>> begin Dataset rows
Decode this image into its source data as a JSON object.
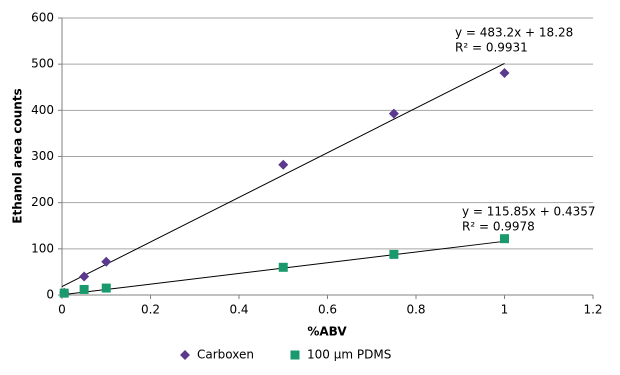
{
  "chart_data": {
    "type": "scatter",
    "x_label": "%ABV",
    "y_label": "Ethanol area counts",
    "x": [
      0.005,
      0.05,
      0.1,
      0.5,
      0.75,
      1
    ],
    "series": [
      {
        "name": "Carboxen",
        "color": "#5b3a8e",
        "marker": "diamond",
        "values": [
          5,
          40,
          72,
          282,
          393,
          481
        ],
        "trendline": {
          "slope": 483.2,
          "intercept": 18.28,
          "equation": "y = 483.2x + 18.28",
          "r2": "R² = 0.9931"
        }
      },
      {
        "name": "100 µm PDMS",
        "color": "#1a9a6c",
        "marker": "square",
        "values": [
          4,
          12,
          15,
          60,
          88,
          122
        ],
        "trendline": {
          "slope": 115.85,
          "intercept": 0.4357,
          "equation": "y = 115.85x + 0.4357",
          "r2": "R² = 0.9978"
        }
      }
    ],
    "xlim": [
      0,
      1.2
    ],
    "xticks": [
      0,
      0.2,
      0.4,
      0.6,
      0.8,
      1,
      1.2
    ],
    "ylim": [
      0,
      600
    ],
    "yticks": [
      0,
      100,
      200,
      300,
      400,
      500,
      600
    ],
    "grid": true,
    "legend": "bottom"
  }
}
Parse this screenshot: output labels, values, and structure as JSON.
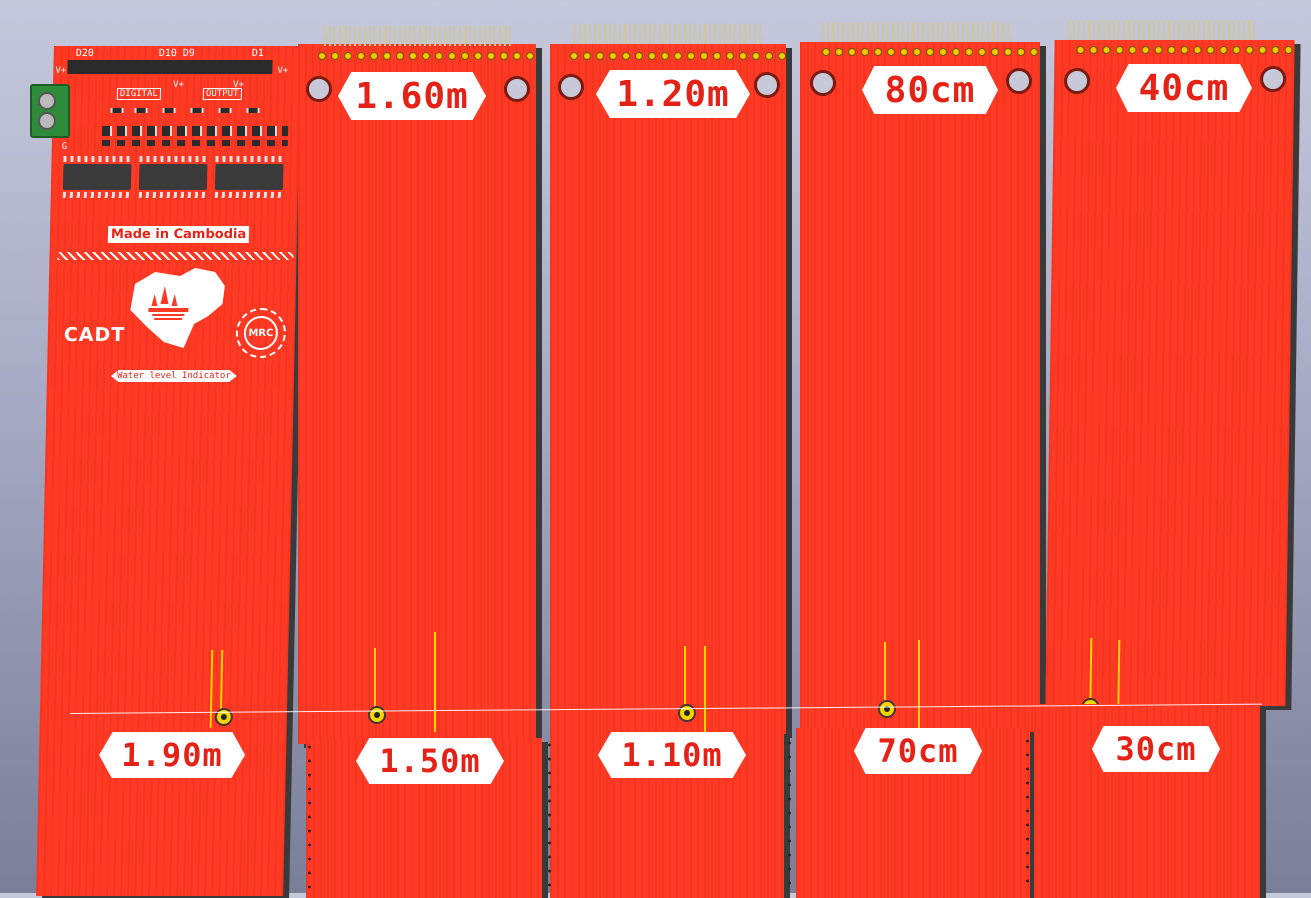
{
  "main_board": {
    "silkscreen_top": [
      "D20",
      "D10 D9",
      "D1"
    ],
    "vplus_labels": [
      "V+",
      "V+",
      "V+",
      "V+"
    ],
    "digital_label": "DIGITAL",
    "output_label": "OUTPUT",
    "g_label": "G",
    "made_in": "Made in Cambodia",
    "logo_text": "CADT",
    "mrc_text": "MRC",
    "product_label": "Water level Indicator",
    "bottom_level": "1.90m"
  },
  "strips": [
    {
      "top_level": "1.60m",
      "bottom_level": "1.50m"
    },
    {
      "top_level": "1.20m",
      "bottom_level": "1.10m"
    },
    {
      "top_level": "80cm",
      "bottom_level": "70cm"
    },
    {
      "top_level": "40cm",
      "bottom_level": "30cm"
    }
  ],
  "icons": {
    "terminal_block": "green-screw-terminal-icon",
    "map": "cambodia-map-icon",
    "seal": "mrc-seal-icon",
    "sensor": "sensor-pad-icon"
  },
  "colors": {
    "pcb": "#ff3a24",
    "silk": "#ffffff",
    "gold": "#f5d400",
    "terminal": "#2e8b3a"
  }
}
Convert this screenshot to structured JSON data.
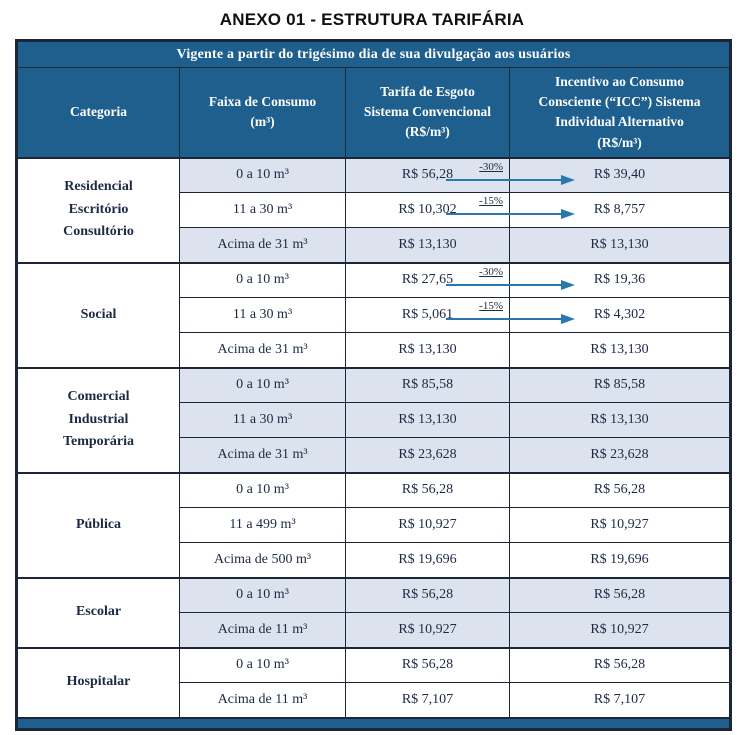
{
  "title": "ANEXO 01 - ESTRUTURA TARIFÁRIA",
  "theme": {
    "header_blue": "#1e5f8e",
    "border": "#1c2636",
    "shaded_row": "#dde3ee",
    "ink": "#1c2a44",
    "arrow_blue": "#2878ae"
  },
  "table": {
    "banner": "Vigente a partir do trigésimo dia de sua divulgação aos usuários",
    "headers": {
      "categoria": "Categoria",
      "faixa": "Faixa de Consumo\n(m³)",
      "tarifa": "Tarifa de Esgoto\nSistema Convencional\n(R$/m³)",
      "icc": "Incentivo ao Consumo\nConsciente (“ICC”) Sistema\nIndividual Alternativo\n(R$/m³)"
    },
    "groups": [
      {
        "categoria": "Residencial\nEscritório\nConsultório",
        "rows": [
          {
            "faixa": "0 a 10 m³",
            "tarifa": "R$ 56,28",
            "discount": "-30%",
            "icc": "R$ 39,40",
            "shaded": true
          },
          {
            "faixa": "11 a 30 m³",
            "tarifa": "R$ 10,302",
            "discount": "-15%",
            "icc": "R$ 8,757",
            "shaded": false
          },
          {
            "faixa": "Acima de 31 m³",
            "tarifa": "R$ 13,130",
            "icc": "R$ 13,130",
            "shaded": true
          }
        ]
      },
      {
        "categoria": "Social",
        "rows": [
          {
            "faixa": "0 a 10 m³",
            "tarifa": "R$ 27,65",
            "discount": "-30%",
            "icc": "R$ 19,36",
            "shaded": false
          },
          {
            "faixa": "11 a 30 m³",
            "tarifa": "R$ 5,061",
            "discount": "-15%",
            "icc": "R$ 4,302",
            "shaded": false
          },
          {
            "faixa": "Acima de 31 m³",
            "tarifa": "R$ 13,130",
            "icc": "R$ 13,130",
            "shaded": false
          }
        ]
      },
      {
        "categoria": "Comercial\nIndustrial\nTemporária",
        "rows": [
          {
            "faixa": "0 a 10 m³",
            "tarifa": "R$ 85,58",
            "icc": "R$ 85,58",
            "shaded": true
          },
          {
            "faixa": "11 a 30 m³",
            "tarifa": "R$ 13,130",
            "icc": "R$ 13,130",
            "shaded": true
          },
          {
            "faixa": "Acima de 31 m³",
            "tarifa": "R$ 23,628",
            "icc": "R$ 23,628",
            "shaded": true
          }
        ]
      },
      {
        "categoria": "Pública",
        "rows": [
          {
            "faixa": "0 a 10 m³",
            "tarifa": "R$ 56,28",
            "icc": "R$ 56,28",
            "shaded": false
          },
          {
            "faixa": "11 a 499 m³",
            "tarifa": "R$ 10,927",
            "icc": "R$ 10,927",
            "shaded": false
          },
          {
            "faixa": "Acima de 500 m³",
            "tarifa": "R$ 19,696",
            "icc": "R$ 19,696",
            "shaded": false
          }
        ]
      },
      {
        "categoria": "Escolar",
        "rows": [
          {
            "faixa": "0 a 10 m³",
            "tarifa": "R$ 56,28",
            "icc": "R$ 56,28",
            "shaded": true
          },
          {
            "faixa": "Acima de 11 m³",
            "tarifa": "R$ 10,927",
            "icc": "R$ 10,927",
            "shaded": true
          }
        ]
      },
      {
        "categoria": "Hospitalar",
        "rows": [
          {
            "faixa": "0 a 10 m³",
            "tarifa": "R$ 56,28",
            "icc": "R$ 56,28",
            "shaded": false
          },
          {
            "faixa": "Acima de 11 m³",
            "tarifa": "R$ 7,107",
            "icc": "R$ 7,107",
            "shaded": false
          }
        ]
      }
    ]
  }
}
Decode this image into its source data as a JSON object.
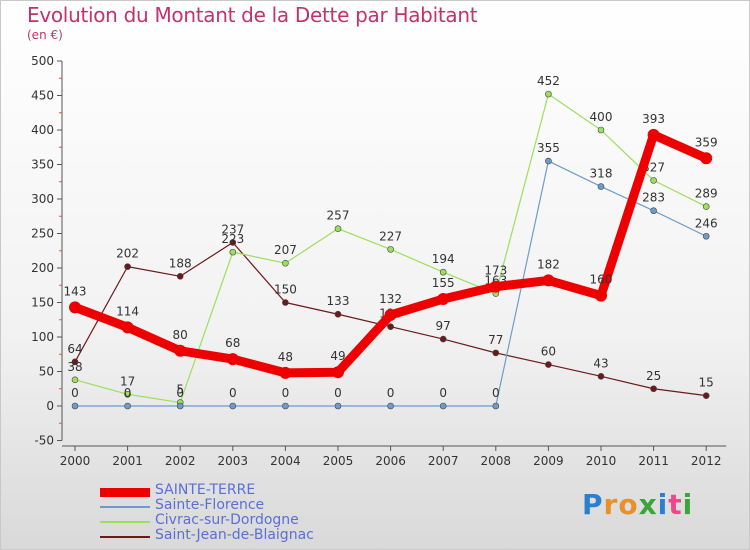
>> end Dataset rows
**Problem details:** Identify each line in the records above that contains the word "screenshot", and copy it out in full.

**Final result:**
Parse this screenshot: output labels, values, and structure as JSON.
Convert this screenshot to structured JSON data.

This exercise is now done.